Records:
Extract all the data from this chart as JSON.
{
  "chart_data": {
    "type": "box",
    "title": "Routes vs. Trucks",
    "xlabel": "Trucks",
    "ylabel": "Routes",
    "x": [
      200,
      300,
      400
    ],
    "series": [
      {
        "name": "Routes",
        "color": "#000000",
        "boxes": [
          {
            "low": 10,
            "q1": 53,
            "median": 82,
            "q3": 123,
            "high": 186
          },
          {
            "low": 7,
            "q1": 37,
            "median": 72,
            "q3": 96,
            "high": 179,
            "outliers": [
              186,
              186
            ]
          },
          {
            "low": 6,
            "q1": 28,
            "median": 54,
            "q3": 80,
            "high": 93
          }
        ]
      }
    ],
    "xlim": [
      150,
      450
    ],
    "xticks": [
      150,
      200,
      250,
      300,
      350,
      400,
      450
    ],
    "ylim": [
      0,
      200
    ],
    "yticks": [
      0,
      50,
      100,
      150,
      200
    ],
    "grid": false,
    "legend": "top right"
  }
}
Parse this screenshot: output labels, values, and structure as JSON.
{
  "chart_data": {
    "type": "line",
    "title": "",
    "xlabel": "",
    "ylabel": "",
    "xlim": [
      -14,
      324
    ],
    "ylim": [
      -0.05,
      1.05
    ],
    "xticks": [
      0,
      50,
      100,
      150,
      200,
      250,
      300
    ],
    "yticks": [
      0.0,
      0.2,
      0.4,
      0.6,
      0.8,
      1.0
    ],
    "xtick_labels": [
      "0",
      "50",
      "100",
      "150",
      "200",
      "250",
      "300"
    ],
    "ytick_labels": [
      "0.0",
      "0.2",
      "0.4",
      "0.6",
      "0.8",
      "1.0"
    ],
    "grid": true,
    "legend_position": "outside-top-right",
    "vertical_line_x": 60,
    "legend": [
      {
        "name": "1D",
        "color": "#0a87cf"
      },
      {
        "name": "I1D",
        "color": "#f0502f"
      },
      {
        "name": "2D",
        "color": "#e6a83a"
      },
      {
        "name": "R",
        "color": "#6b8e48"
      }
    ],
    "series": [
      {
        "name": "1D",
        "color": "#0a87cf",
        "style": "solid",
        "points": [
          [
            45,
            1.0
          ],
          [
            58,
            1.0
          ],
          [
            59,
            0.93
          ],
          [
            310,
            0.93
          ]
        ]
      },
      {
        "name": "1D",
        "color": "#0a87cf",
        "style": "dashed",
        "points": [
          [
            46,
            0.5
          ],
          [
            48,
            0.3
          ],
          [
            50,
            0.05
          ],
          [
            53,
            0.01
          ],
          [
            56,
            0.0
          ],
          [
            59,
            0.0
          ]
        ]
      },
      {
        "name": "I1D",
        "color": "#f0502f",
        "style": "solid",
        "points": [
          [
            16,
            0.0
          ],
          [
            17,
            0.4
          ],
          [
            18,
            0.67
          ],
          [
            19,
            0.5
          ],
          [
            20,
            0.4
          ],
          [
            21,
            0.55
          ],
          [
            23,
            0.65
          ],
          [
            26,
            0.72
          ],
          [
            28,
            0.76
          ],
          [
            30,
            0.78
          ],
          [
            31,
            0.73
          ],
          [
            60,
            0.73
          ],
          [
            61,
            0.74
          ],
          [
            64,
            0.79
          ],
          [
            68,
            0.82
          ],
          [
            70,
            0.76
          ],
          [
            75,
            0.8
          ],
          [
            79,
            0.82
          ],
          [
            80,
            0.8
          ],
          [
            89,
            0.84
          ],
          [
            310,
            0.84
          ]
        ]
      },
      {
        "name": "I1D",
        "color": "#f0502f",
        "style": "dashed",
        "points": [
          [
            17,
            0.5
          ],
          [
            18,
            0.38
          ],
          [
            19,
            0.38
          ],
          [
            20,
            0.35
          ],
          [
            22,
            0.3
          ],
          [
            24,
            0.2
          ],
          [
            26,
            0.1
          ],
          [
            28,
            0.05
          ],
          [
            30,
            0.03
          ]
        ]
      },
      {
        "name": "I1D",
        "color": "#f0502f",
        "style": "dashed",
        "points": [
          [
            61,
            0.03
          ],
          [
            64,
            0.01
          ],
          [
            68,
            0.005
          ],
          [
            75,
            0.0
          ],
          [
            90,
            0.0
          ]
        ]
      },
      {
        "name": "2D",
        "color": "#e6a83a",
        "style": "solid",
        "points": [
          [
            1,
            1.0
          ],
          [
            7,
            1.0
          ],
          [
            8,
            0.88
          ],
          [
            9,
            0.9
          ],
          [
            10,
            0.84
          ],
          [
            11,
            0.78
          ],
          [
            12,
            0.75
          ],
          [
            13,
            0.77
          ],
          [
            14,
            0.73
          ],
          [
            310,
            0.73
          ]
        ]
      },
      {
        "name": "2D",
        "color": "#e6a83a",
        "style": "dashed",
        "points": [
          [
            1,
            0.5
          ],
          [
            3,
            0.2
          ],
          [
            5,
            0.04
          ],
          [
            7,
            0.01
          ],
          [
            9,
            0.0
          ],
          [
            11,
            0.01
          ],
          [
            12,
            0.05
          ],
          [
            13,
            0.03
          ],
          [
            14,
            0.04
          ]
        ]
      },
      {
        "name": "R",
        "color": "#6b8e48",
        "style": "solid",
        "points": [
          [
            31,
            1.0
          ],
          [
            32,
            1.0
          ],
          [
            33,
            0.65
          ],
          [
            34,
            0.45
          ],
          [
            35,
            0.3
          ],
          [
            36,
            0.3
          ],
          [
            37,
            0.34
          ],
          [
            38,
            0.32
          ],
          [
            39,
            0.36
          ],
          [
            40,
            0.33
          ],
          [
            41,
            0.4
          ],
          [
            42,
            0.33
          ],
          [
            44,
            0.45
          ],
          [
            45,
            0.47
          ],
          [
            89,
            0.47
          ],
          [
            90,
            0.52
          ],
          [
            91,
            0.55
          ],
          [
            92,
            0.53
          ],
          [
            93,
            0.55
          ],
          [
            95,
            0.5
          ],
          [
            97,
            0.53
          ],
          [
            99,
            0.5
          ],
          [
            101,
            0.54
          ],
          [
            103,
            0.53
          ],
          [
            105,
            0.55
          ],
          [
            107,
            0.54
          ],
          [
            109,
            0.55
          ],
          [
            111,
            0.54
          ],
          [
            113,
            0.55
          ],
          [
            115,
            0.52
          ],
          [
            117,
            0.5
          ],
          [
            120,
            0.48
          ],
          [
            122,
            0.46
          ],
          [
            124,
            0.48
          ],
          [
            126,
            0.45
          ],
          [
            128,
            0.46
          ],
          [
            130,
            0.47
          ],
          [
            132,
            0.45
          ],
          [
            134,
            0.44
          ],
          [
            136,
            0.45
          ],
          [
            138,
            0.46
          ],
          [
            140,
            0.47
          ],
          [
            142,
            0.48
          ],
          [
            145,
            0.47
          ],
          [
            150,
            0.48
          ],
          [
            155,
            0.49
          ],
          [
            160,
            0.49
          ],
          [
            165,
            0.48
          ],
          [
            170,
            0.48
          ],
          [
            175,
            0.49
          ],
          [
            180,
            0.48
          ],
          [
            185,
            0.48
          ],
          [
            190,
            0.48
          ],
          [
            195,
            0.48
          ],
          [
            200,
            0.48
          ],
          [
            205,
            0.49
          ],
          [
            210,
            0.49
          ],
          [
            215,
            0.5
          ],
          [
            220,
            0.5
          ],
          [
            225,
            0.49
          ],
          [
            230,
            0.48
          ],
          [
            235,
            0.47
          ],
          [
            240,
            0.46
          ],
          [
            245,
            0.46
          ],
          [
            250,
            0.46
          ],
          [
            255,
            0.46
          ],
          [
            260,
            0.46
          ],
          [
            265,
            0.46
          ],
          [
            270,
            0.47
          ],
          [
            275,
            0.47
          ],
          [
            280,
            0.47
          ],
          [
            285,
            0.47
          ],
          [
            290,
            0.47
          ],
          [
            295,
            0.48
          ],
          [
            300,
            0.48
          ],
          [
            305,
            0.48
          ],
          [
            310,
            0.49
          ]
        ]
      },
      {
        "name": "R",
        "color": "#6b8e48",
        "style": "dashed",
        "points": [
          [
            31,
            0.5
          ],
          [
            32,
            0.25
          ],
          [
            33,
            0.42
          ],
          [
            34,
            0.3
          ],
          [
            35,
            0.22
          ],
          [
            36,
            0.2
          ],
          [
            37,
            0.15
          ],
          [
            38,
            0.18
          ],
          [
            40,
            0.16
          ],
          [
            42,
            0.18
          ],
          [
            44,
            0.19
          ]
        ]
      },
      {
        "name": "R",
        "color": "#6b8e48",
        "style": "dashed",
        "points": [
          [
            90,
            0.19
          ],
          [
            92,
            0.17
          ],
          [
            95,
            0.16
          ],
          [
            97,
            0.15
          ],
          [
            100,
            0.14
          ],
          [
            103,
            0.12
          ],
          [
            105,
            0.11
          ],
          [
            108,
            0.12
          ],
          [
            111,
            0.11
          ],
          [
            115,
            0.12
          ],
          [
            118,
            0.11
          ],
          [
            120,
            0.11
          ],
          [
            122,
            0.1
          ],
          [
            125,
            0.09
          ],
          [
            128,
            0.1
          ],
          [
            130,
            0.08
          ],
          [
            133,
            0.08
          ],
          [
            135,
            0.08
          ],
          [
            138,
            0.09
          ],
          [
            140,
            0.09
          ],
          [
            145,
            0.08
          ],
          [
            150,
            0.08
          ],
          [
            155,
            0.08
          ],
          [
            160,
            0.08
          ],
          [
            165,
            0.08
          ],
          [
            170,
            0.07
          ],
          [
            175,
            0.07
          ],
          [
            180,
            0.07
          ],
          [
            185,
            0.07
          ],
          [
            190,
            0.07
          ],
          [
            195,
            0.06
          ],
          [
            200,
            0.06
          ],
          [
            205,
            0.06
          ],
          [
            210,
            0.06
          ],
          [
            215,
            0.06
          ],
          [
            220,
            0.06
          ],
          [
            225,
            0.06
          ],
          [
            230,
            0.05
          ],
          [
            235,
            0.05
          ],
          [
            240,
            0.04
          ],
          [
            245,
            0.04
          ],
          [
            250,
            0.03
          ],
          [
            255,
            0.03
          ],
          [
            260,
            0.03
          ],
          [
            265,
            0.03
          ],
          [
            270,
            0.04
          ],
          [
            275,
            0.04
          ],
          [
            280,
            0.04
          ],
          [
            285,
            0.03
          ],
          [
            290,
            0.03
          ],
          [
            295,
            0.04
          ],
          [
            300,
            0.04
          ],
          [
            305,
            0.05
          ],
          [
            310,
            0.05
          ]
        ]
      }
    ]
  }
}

Your task: Lines containing "Routes" are to be counted. State the total and add nothing.

Completed exercise: 3